Select the lines that contain "page" and copy each of them.

[Data excerpts]
* BEGIN *
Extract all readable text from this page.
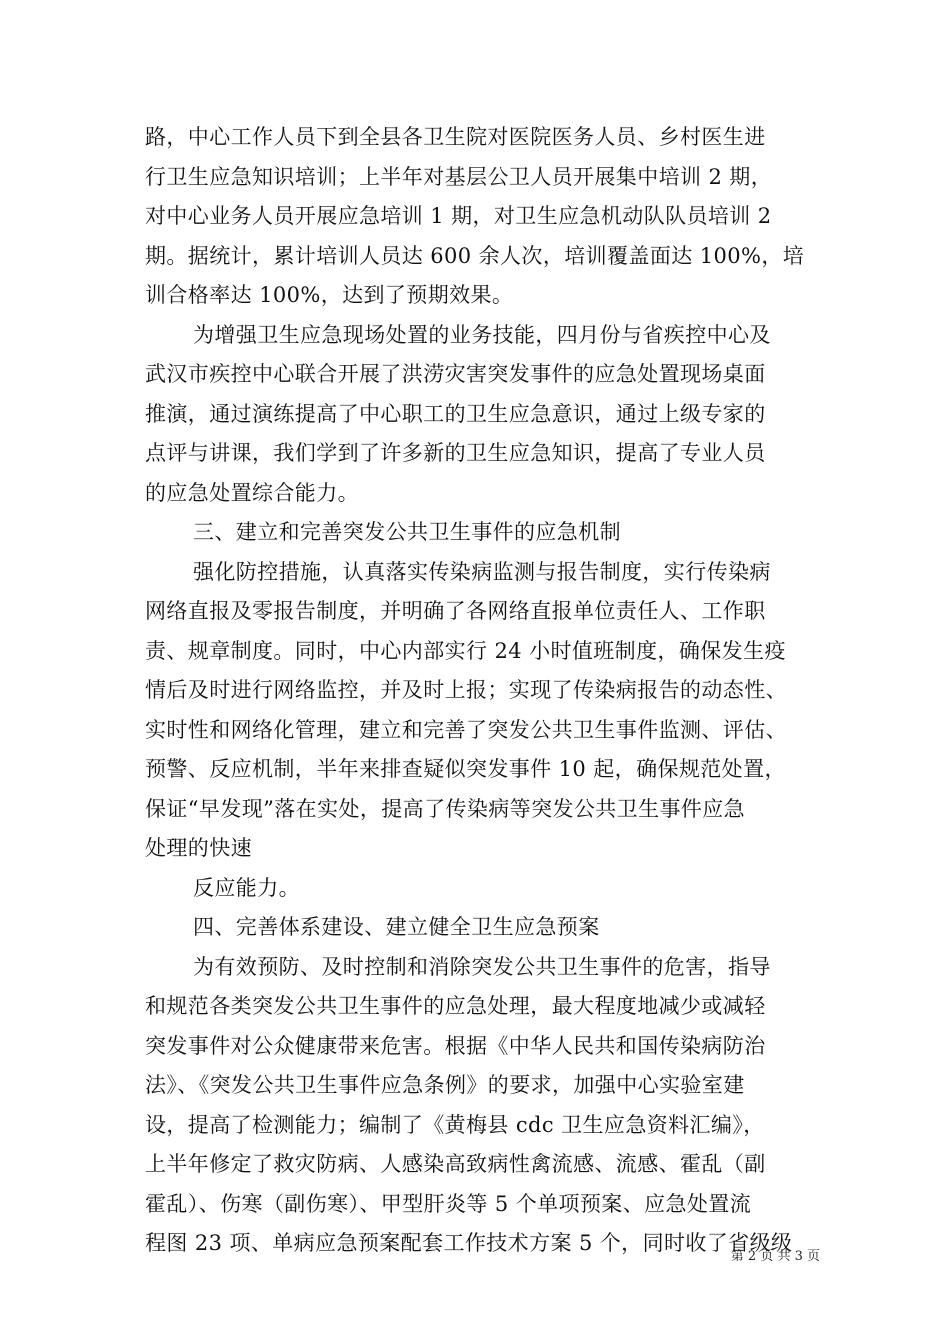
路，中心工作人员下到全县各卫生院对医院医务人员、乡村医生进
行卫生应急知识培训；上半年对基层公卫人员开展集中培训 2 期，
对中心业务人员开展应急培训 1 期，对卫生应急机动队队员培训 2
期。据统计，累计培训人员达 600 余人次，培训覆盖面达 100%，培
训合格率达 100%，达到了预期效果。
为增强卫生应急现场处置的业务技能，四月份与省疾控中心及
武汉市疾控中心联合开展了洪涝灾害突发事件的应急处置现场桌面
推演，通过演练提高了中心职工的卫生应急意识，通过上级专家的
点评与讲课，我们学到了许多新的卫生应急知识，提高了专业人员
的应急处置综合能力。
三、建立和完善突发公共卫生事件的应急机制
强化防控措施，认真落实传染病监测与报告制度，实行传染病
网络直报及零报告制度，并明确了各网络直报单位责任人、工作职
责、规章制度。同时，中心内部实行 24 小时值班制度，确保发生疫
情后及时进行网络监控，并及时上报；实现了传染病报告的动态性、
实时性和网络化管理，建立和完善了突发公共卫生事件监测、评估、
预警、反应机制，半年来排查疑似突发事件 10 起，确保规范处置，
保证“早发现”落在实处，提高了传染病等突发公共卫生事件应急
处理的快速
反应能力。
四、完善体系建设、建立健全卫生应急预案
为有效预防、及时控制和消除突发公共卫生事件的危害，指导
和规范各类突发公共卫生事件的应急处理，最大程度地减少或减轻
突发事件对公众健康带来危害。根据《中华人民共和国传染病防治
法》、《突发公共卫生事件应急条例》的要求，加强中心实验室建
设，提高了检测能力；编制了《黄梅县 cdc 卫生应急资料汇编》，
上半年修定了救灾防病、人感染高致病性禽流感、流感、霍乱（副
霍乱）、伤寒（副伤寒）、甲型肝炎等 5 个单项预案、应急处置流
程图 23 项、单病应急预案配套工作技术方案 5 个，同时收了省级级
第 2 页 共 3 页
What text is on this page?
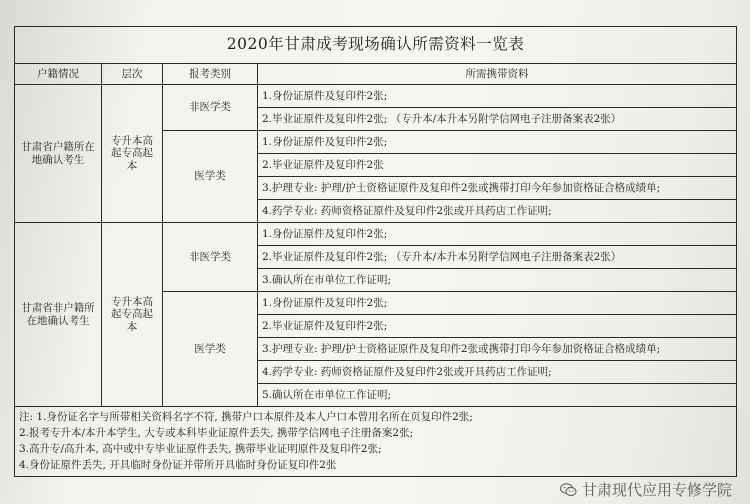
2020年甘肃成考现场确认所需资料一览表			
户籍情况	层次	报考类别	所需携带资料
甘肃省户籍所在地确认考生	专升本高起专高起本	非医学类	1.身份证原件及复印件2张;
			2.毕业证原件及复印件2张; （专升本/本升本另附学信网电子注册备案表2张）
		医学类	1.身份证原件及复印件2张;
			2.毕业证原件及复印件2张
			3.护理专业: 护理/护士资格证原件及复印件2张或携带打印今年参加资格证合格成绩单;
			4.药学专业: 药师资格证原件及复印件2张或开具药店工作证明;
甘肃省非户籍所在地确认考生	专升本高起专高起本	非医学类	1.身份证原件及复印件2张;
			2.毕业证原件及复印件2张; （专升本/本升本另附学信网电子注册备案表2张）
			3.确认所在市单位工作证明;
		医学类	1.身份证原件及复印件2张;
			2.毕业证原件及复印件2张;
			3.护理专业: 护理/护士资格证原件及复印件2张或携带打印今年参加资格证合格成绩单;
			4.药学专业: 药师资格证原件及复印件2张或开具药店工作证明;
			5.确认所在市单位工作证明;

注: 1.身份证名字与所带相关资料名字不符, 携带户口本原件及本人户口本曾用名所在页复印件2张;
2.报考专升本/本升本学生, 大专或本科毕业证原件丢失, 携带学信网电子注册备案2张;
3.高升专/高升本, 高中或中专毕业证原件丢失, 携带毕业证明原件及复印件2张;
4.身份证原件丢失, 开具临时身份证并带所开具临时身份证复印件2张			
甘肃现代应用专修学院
* END *
* BEGIN *
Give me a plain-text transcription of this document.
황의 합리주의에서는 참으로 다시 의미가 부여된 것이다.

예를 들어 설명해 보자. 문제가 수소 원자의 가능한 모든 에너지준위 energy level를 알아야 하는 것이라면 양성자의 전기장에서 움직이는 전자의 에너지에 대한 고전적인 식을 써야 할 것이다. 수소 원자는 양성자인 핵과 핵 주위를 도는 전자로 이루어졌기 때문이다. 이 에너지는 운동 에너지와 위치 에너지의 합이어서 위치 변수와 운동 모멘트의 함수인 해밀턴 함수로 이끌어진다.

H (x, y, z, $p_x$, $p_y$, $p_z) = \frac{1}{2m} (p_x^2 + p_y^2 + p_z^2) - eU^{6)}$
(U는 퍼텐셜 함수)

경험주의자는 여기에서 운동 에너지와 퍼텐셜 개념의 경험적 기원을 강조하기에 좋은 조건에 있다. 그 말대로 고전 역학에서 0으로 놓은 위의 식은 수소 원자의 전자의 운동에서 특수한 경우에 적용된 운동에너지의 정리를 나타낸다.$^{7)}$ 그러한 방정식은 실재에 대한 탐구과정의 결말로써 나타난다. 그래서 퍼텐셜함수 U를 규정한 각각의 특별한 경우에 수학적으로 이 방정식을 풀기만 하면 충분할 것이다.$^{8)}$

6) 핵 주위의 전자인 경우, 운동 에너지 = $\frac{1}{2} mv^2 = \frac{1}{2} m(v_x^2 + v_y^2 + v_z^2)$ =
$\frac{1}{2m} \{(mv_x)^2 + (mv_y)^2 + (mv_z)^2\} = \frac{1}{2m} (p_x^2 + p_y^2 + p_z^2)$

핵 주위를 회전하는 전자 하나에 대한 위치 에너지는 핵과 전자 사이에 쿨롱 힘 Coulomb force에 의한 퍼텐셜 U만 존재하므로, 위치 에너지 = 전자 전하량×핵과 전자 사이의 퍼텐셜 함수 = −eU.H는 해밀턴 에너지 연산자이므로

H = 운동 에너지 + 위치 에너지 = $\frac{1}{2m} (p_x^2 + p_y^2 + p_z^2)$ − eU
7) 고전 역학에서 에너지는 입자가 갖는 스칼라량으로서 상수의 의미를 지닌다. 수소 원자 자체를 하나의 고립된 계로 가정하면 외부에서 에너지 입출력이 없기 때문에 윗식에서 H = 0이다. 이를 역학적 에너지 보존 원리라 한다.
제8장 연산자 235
* END *
◆ **WRITTEN REPLY**:
Extract all readable text from this page.
What text is on this page?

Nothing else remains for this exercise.